▶ _Texto para leitura_:
-*-
Conversa Social: “Antes de qualquer coisa, as pessoas com deficiência são pessoas!”

No mês em que celebramos o Dia Internacional das Pessoas com Deficiência, entrevistamos Simone Freire, do Movimento Web para Todos

Não há dúvidas de que o mundo está vivendo na era digital. A tecnologia e as ferramentas que a Web disponibiliza são essenciais para as rotinas diárias, desde a organização pessoal, deslocamento, trabalho e estudo até os relacionamentos. Por meio delas, é possível viajar pelo mundo, encurtar distâncias, comprar e vender, aprender e ensinar, tudo em um só clique! As possibilidades são infinitas; tanto que, às vezes, é difícil imaginar a vida sem isso.

Porém, esse universo de possibilidades é inalcançável para muita gente, uma vez que a Internet está longe de ser um ambiente 100% acessível. Existem barreiras que dificultam a navegação, compreensão e interação de leigos, analfabetos, pessoas com deficiência, entre outros. Considerando que mais de 1 bilhão de indivíduos no planeta vivem com algum tipo de deficiência, segundo estimativas da Organização Mundial de Saúde (OMS), é necessário voltar a atenção para o tema. No Brasil, 25% da população faz parte desse grupo.
-*-
▶ _Linhas registradas_:

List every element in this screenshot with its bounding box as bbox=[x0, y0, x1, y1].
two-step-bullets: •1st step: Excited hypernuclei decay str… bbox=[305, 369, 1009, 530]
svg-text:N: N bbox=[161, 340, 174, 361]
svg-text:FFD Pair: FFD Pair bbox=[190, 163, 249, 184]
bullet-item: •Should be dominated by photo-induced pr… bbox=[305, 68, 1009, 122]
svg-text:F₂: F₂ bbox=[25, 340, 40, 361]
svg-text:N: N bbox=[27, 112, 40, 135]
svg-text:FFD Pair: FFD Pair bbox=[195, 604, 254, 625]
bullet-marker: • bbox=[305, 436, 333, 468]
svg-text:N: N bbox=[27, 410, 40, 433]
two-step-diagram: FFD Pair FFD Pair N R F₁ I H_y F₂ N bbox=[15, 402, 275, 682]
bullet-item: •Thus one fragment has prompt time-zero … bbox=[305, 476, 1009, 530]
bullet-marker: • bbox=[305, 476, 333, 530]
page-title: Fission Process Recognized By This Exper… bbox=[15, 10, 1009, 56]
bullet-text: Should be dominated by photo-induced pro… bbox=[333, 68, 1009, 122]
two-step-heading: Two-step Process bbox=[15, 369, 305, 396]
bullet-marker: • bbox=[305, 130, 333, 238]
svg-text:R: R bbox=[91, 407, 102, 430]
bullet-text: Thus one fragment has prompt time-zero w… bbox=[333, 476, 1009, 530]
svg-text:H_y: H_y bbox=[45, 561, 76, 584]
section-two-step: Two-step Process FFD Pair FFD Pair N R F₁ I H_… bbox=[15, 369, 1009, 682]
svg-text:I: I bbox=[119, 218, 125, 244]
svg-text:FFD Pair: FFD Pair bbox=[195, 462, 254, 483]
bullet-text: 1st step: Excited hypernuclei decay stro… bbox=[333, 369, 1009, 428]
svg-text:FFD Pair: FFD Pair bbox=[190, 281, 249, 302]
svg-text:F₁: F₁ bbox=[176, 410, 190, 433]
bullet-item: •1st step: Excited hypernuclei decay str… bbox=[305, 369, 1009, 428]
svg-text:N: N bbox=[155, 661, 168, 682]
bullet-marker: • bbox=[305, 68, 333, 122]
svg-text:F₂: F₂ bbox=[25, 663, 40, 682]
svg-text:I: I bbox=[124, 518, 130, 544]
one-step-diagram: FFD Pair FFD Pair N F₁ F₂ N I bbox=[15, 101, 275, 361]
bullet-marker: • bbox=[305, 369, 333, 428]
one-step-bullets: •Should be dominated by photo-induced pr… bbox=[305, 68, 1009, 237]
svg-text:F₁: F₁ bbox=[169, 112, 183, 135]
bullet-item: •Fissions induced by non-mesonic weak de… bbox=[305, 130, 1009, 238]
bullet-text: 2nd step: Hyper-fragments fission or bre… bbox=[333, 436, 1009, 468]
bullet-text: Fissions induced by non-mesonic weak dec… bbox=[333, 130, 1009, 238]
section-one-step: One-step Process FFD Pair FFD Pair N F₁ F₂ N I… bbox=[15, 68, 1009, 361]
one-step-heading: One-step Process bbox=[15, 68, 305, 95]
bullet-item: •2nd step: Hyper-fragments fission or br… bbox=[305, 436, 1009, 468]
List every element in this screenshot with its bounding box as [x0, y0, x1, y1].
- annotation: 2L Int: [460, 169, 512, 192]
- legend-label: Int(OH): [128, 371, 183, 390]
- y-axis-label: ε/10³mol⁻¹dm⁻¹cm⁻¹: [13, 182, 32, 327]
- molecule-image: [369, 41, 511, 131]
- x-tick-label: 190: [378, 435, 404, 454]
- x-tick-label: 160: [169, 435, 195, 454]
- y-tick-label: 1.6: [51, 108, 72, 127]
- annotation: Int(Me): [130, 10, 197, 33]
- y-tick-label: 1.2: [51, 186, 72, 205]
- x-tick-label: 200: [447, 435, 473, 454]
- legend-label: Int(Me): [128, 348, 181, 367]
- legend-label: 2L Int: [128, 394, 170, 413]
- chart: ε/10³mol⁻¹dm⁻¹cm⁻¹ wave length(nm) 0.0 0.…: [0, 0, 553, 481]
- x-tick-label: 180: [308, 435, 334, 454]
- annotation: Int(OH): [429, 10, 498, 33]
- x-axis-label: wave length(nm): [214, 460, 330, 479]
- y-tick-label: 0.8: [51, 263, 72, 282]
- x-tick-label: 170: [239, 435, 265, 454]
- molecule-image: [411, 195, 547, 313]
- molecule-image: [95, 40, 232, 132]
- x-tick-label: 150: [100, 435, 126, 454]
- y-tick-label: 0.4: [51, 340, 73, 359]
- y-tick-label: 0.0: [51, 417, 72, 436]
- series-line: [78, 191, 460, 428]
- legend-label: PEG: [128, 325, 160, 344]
-*-
▶ _Instruções do exercício_:
1) Reescreva o trecho das linhas que vai do início delas até a linha com "bullet-text: Should be", inclusive, trocando "bullet-marker" por "marcador" e sem mudar mais nada.
2) Dê continuidade ao texto sobre acessibilidade na Web a partir do ponto em que ele termina.
O texto e as linhas têm origens diferentes.

▶ _Respostas das tarefas_:
1)
List every element in this screenshot with its bounding box as bbox=[x0, y0, x1, y1].
two-step-bullets: •1st step: Excited hypernuclei decay str… bbox=[305, 369, 1009, 530]
svg-text:N: N bbox=[161, 340, 174, 361]
svg-text:FFD Pair: FFD Pair bbox=[190, 163, 249, 184]
bullet-item: •Should be dominated by photo-induced pr… bbox=[305, 68, 1009, 122]
svg-text:F₂: F₂ bbox=[25, 340, 40, 361]
svg-text:N: N bbox=[27, 112, 40, 135]
svg-text:FFD Pair: FFD Pair bbox=[195, 604, 254, 625]
marcador: • bbox=[305, 436, 333, 468]
svg-text:N: N bbox=[27, 410, 40, 433]
two-step-diagram: FFD Pair FFD Pair N R F₁ I H_y F₂ N bbox=[15, 402, 275, 682]
bullet-item: •Thus one fragment has prompt time-zero … bbox=[305, 476, 1009, 530]
marcador: • bbox=[305, 476, 333, 530]
page-title: Fission Process Recognized By This Exper… bbox=[15, 10, 1009, 56]
bullet-text: Should be dominated by photo-induced pro… bbox=[333, 68, 1009, 122]

2)
No mês do Dia Internacional das Pessoas com Deficiência, celebrado em 3 de dezembro, a Fundação Volkswagen coloca a acessibilidade digital em pauta. É uma oportunidade de aprofundar o compromisso da instituição com a inclusão de todos os cidadãos, por meio do acesso à informação, educação, cultura e tudo o que esse mundo de possibilidades digitais tem a oferecer, de forma equitativa para todos.

Para falar sobre acessibilidade digital e outras questões relacionadas à inclusão de pessoas com deficiência, que é uma das causas abraçadas pela Fundação Volkswagen, a coluna Conversa Social entrevistou a jornalista Simone Freire, idealizadora do Movimento Web Para Todos.

Leia abaixo a entrevista na íntegra:

Fundação Volkswagen: O Movimento Web Para Todos tem o objetivo de contribuir para transformar a Web brasileira em um ambiente inclusivo. Essa missão é ainda mais urgente em um mundo no qual a vida sem Internet parece quase impossível. Como surgiu o MWPT e de que forma vocês atuam em prol da acessibilidade digital?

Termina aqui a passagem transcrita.